YOUR GOAL:
Print each of the entries exactly, leaving nothing out.
++++ INPUT FOR THIS TASK
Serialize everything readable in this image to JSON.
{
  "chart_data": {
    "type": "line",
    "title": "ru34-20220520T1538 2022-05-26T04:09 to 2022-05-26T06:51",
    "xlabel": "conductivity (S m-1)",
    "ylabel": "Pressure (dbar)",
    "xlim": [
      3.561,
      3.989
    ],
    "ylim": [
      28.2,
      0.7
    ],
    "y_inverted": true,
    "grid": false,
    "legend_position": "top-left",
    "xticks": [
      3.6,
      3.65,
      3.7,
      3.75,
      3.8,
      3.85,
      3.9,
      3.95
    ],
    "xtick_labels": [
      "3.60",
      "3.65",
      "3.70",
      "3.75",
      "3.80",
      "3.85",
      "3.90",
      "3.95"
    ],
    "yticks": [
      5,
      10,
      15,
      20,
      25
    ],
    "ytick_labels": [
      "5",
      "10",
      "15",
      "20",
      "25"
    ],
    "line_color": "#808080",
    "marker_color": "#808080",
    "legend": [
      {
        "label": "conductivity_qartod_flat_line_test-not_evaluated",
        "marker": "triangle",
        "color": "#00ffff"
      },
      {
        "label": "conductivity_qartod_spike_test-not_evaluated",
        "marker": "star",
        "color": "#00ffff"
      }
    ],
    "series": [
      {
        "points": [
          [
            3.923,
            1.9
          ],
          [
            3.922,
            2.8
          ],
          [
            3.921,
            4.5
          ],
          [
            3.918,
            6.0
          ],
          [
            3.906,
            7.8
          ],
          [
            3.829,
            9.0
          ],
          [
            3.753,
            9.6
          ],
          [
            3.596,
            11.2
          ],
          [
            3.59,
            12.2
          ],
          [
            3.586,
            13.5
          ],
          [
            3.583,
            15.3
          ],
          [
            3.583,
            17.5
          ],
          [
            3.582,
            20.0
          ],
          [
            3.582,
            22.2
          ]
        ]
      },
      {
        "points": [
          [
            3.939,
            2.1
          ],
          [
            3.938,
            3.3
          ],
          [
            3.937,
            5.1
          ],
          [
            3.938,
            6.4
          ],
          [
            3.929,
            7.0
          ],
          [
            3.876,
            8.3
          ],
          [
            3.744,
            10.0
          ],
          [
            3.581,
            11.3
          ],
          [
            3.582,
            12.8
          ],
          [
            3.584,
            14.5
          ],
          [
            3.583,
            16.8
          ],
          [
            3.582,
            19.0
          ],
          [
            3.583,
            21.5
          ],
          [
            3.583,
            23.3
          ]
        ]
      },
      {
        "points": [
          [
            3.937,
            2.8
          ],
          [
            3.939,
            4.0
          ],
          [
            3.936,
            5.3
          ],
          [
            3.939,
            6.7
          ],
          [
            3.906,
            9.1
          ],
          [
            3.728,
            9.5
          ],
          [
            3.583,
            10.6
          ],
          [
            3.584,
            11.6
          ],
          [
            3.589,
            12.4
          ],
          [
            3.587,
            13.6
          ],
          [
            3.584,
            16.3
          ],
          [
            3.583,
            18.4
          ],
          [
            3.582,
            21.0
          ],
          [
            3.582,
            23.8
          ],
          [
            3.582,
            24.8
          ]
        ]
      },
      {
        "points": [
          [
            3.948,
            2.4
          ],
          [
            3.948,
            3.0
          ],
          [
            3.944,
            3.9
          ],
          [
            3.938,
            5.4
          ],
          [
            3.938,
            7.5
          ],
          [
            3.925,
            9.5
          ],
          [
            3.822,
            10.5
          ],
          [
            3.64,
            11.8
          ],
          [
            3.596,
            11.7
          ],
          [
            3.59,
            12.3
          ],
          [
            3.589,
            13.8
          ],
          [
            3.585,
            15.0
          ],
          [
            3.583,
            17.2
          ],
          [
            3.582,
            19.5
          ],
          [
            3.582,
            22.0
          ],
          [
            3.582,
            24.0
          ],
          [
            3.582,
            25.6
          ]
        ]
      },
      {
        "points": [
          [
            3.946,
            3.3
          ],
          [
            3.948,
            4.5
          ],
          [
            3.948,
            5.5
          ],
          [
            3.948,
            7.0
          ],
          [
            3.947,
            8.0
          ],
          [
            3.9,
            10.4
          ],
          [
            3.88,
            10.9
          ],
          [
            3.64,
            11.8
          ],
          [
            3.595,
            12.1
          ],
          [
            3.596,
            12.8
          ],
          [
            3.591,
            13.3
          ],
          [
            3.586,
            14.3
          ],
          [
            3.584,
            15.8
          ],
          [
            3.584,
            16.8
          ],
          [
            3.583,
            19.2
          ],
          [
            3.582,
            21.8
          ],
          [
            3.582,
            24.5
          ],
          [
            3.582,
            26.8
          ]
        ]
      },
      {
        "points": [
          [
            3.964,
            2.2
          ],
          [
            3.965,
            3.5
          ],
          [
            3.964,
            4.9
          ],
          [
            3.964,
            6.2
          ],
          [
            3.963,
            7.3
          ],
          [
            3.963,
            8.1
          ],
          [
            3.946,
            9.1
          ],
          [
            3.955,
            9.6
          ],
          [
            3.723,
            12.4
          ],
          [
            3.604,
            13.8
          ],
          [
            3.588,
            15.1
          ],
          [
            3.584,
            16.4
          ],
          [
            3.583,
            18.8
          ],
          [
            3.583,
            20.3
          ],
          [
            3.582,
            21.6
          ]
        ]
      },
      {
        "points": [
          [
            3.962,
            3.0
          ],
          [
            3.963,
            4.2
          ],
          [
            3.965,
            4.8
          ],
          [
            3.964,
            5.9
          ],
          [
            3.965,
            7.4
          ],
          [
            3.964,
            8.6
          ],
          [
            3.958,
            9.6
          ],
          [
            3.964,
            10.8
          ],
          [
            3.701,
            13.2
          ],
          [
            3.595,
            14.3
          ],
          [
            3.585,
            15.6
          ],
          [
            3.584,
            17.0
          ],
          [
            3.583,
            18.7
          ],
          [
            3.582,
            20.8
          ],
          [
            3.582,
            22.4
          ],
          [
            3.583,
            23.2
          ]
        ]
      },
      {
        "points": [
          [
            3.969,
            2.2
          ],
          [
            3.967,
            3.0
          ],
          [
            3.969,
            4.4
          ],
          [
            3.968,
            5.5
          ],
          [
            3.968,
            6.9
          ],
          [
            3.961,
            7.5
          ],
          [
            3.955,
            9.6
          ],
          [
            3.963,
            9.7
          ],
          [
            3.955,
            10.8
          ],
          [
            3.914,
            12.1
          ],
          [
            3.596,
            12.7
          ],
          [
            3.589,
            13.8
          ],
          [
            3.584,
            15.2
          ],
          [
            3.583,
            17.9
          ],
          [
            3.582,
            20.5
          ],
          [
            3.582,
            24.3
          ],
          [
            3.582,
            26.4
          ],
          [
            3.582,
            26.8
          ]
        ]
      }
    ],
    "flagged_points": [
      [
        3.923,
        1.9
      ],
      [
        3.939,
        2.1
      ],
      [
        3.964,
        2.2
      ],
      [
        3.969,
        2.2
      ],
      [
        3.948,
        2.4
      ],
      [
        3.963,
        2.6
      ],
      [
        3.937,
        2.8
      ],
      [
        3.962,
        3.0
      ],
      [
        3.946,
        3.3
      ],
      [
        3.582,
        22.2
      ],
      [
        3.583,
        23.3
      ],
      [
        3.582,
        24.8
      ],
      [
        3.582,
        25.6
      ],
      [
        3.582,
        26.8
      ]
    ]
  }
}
++++++++
TASK ANSWER:
Serialize everything readable in this image to JSON.
{
  "chart_data": {
    "type": "line",
    "title": "ru34-20220520T1538 2022-05-26T04:09 to 2022-05-26T06:51",
    "xlabel": "conductivity (S m-1)",
    "ylabel": "Pressure (dbar)",
    "xlim": [
      3.561,
      3.989
    ],
    "ylim": [
      28.2,
      0.7
    ],
    "y_inverted": true,
    "grid": false,
    "legend_position": "top-left",
    "xticks": [
      3.6,
      3.65,
      3.7,
      3.75,
      3.8,
      3.85,
      3.9,
      3.95
    ],
    "xtick_labels": [
      "3.60",
      "3.65",
      "3.70",
      "3.75",
      "3.80",
      "3.85",
      "3.90",
      "3.95"
    ],
    "yticks": [
      5,
      10,
      15,
      20,
      25
    ],
    "ytick_labels": [
      "5",
      "10",
      "15",
      "20",
      "25"
    ],
    "line_color": "#808080",
    "marker_color": "#808080",
    "legend": [
      {
        "label": "conductivity_qartod_flat_line_test-not_evaluated",
        "marker": "triangle",
        "color": "#00ffff"
      },
      {
        "label": "conductivity_qartod_spike_test-not_evaluated",
        "marker": "star",
        "color": "#00ffff"
      }
    ],
    "series": [
      {
        "points": [
          [
            3.923,
            1.9
          ],
          [
            3.922,
            2.8
          ],
          [
            3.921,
            4.5
          ],
          [
            3.918,
            6.0
          ],
          [
            3.906,
            7.8
          ],
          [
            3.829,
            9.0
          ],
          [
            3.753,
            9.6
          ],
          [
            3.596,
            11.2
          ],
          [
            3.59,
            12.2
          ],
          [
            3.586,
            13.5
          ],
          [
            3.583,
            15.3
          ],
          [
            3.583,
            17.5
          ],
          [
            3.582,
            20.0
          ],
          [
            3.582,
            22.2
          ]
        ]
      },
      {
        "points": [
          [
            3.939,
            2.1
          ],
          [
            3.938,
            3.3
          ],
          [
            3.937,
            5.1
          ],
          [
            3.938,
            6.4
          ],
          [
            3.929,
            7.0
          ],
          [
            3.876,
            8.3
          ],
          [
            3.744,
            10.0
          ],
          [
            3.581,
            11.3
          ],
          [
            3.582,
            12.8
          ],
          [
            3.584,
            14.5
          ],
          [
            3.583,
            16.8
          ],
          [
            3.582,
            19.0
          ],
          [
            3.583,
            21.5
          ],
          [
            3.583,
            23.3
          ]
        ]
      },
      {
        "points": [
          [
            3.937,
            2.8
          ],
          [
            3.939,
            4.0
          ],
          [
            3.936,
            5.3
          ],
          [
            3.939,
            6.7
          ],
          [
            3.906,
            9.1
          ],
          [
            3.728,
            9.5
          ],
          [
            3.583,
            10.6
          ],
          [
            3.584,
            11.6
          ],
          [
            3.589,
            12.4
          ],
          [
            3.587,
            13.6
          ],
          [
            3.584,
            16.3
          ],
          [
            3.583,
            18.4
          ],
          [
            3.582,
            21.0
          ],
          [
            3.582,
            23.8
          ],
          [
            3.582,
            24.8
          ]
        ]
      },
      {
        "points": [
          [
            3.948,
            2.4
          ],
          [
            3.948,
            3.0
          ],
          [
            3.944,
            3.9
          ],
          [
            3.938,
            5.4
          ],
          [
            3.938,
            7.5
          ],
          [
            3.925,
            9.5
          ],
          [
            3.822,
            10.5
          ],
          [
            3.64,
            11.8
          ],
          [
            3.596,
            11.7
          ],
          [
            3.59,
            12.3
          ],
          [
            3.589,
            13.8
          ],
          [
            3.585,
            15.0
          ],
          [
            3.583,
            17.2
          ],
          [
            3.582,
            19.5
          ],
          [
            3.582,
            22.0
          ],
          [
            3.582,
            24.0
          ],
          [
            3.582,
            25.6
          ]
        ]
      },
      {
        "points": [
          [
            3.946,
            3.3
          ],
          [
            3.948,
            4.5
          ],
          [
            3.948,
            5.5
          ],
          [
            3.948,
            7.0
          ],
          [
            3.947,
            8.0
          ],
          [
            3.9,
            10.4
          ],
          [
            3.88,
            10.9
          ],
          [
            3.64,
            11.8
          ],
          [
            3.595,
            12.1
          ],
          [
            3.596,
            12.8
          ],
          [
            3.591,
            13.3
          ],
          [
            3.586,
            14.3
          ],
          [
            3.584,
            15.8
          ],
          [
            3.584,
            16.8
          ],
          [
            3.583,
            19.2
          ],
          [
            3.582,
            21.8
          ],
          [
            3.582,
            24.5
          ],
          [
            3.582,
            26.8
          ]
        ]
      },
      {
        "points": [
          [
            3.964,
            2.2
          ],
          [
            3.965,
            3.5
          ],
          [
            3.964,
            4.9
          ],
          [
            3.964,
            6.2
          ],
          [
            3.963,
            7.3
          ],
          [
            3.963,
            8.1
          ],
          [
            3.946,
            9.1
          ],
          [
            3.955,
            9.6
          ],
          [
            3.723,
            12.4
          ],
          [
            3.604,
            13.8
          ],
          [
            3.588,
            15.1
          ],
          [
            3.584,
            16.4
          ],
          [
            3.583,
            18.8
          ],
          [
            3.583,
            20.3
          ],
          [
            3.582,
            21.6
          ]
        ]
      },
      {
        "points": [
          [
            3.962,
            3.0
          ],
          [
            3.963,
            4.2
          ],
          [
            3.965,
            4.8
          ],
          [
            3.964,
            5.9
          ],
          [
            3.965,
            7.4
          ],
          [
            3.964,
            8.6
          ],
          [
            3.958,
            9.6
          ],
          [
            3.964,
            10.8
          ],
          [
            3.701,
            13.2
          ],
          [
            3.595,
            14.3
          ],
          [
            3.585,
            15.6
          ],
          [
            3.584,
            17.0
          ],
          [
            3.583,
            18.7
          ],
          [
            3.582,
            20.8
          ],
          [
            3.582,
            22.4
          ],
          [
            3.583,
            23.2
          ]
        ]
      },
      {
        "points": [
          [
            3.969,
            2.2
          ],
          [
            3.967,
            3.0
          ],
          [
            3.969,
            4.4
          ],
          [
            3.968,
            5.5
          ],
          [
            3.968,
            6.9
          ],
          [
            3.961,
            7.5
          ],
          [
            3.955,
            9.6
          ],
          [
            3.963,
            9.7
          ],
          [
            3.955,
            10.8
          ],
          [
            3.914,
            12.1
          ],
          [
            3.596,
            12.7
          ],
          [
            3.589,
            13.8
          ],
          [
            3.584,
            15.2
          ],
          [
            3.583,
            17.9
          ],
          [
            3.582,
            20.5
          ],
          [
            3.582,
            24.3
          ],
          [
            3.582,
            26.4
          ],
          [
            3.582,
            26.8
          ]
        ]
      }
    ],
    "flagged_points": [
      [
        3.923,
        1.9
      ],
      [
        3.939,
        2.1
      ],
      [
        3.964,
        2.2
      ],
      [
        3.969,
        2.2
      ],
      [
        3.948,
        2.4
      ],
      [
        3.963,
        2.6
      ],
      [
        3.937,
        2.8
      ],
      [
        3.962,
        3.0
      ],
      [
        3.946,
        3.3
      ],
      [
        3.582,
        22.2
      ],
      [
        3.583,
        23.3
      ],
      [
        3.582,
        24.8
      ],
      [
        3.582,
        25.6
      ],
      [
        3.582,
        26.8
      ]
    ]
  }
}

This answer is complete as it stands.